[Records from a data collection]
■ ■ ■

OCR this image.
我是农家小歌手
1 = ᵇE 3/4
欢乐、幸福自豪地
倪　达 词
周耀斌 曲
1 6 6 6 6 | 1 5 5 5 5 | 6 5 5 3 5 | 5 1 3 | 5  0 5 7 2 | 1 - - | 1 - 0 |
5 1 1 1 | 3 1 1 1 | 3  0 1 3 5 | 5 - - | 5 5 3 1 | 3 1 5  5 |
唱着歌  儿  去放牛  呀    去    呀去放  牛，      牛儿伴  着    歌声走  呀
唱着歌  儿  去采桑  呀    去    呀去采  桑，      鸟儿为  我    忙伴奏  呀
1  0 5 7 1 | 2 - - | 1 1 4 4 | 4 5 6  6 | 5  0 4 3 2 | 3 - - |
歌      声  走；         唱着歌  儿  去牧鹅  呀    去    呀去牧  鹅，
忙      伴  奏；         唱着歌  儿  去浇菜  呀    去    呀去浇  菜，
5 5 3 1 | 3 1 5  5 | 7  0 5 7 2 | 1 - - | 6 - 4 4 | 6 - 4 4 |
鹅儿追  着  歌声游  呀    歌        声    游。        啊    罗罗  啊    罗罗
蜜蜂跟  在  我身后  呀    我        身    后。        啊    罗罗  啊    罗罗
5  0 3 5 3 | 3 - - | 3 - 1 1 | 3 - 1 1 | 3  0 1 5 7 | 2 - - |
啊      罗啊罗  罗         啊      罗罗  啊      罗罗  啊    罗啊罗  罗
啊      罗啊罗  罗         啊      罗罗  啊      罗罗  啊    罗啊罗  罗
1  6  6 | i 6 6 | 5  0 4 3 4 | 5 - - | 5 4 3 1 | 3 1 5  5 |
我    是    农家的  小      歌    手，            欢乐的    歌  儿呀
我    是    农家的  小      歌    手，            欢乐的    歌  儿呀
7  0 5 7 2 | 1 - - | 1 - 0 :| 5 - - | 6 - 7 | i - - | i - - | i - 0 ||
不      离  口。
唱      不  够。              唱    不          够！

■ ■ ■

**GOAL:** Write out every entry verbatim.

**WRITTEN ANSWER:**
OCR this image.
我是农家小歌手
1 = ᵇE 3/4
欢乐、幸福自豪地
倪　达 词
周耀斌 曲
1 6 6 6 6 | 1 5 5 5 5 | 6 5 5 3 5 | 5 1 3 | 5  0 5 7 2 | 1 - - | 1 - 0 |
5 1 1 1 | 3 1 1 1 | 3  0 1 3 5 | 5 - - | 5 5 3 1 | 3 1 5  5 |
唱着歌  儿  去放牛  呀    去    呀去放  牛，      牛儿伴  着    歌声走  呀
唱着歌  儿  去采桑  呀    去    呀去采  桑，      鸟儿为  我    忙伴奏  呀
1  0 5 7 1 | 2 - - | 1 1 4 4 | 4 5 6  6 | 5  0 4 3 2 | 3 - - |
歌      声  走；         唱着歌  儿  去牧鹅  呀    去    呀去牧  鹅，
忙      伴  奏；         唱着歌  儿  去浇菜  呀    去    呀去浇  菜，
5 5 3 1 | 3 1 5  5 | 7  0 5 7 2 | 1 - - | 6 - 4 4 | 6 - 4 4 |
鹅儿追  着  歌声游  呀    歌        声    游。        啊    罗罗  啊    罗罗
蜜蜂跟  在  我身后  呀    我        身    后。        啊    罗罗  啊    罗罗
5  0 3 5 3 | 3 - - | 3 - 1 1 | 3 - 1 1 | 3  0 1 5 7 | 2 - - |
啊      罗啊罗  罗         啊      罗罗  啊      罗罗  啊    罗啊罗  罗
啊      罗啊罗  罗         啊      罗罗  啊      罗罗  啊    罗啊罗  罗
1  6  6 | i 6 6 | 5  0 4 3 4 | 5 - - | 5 4 3 1 | 3 1 5  5 |
我    是    农家的  小      歌    手，            欢乐的    歌  儿呀
我    是    农家的  小      歌    手，            欢乐的    歌  儿呀
7  0 5 7 2 | 1 - - | 1 - 0 :| 5 - - | 6 - 7 | i - - | i - - | i - 0 ||
不      离  口。
唱      不  够。              唱    不          够！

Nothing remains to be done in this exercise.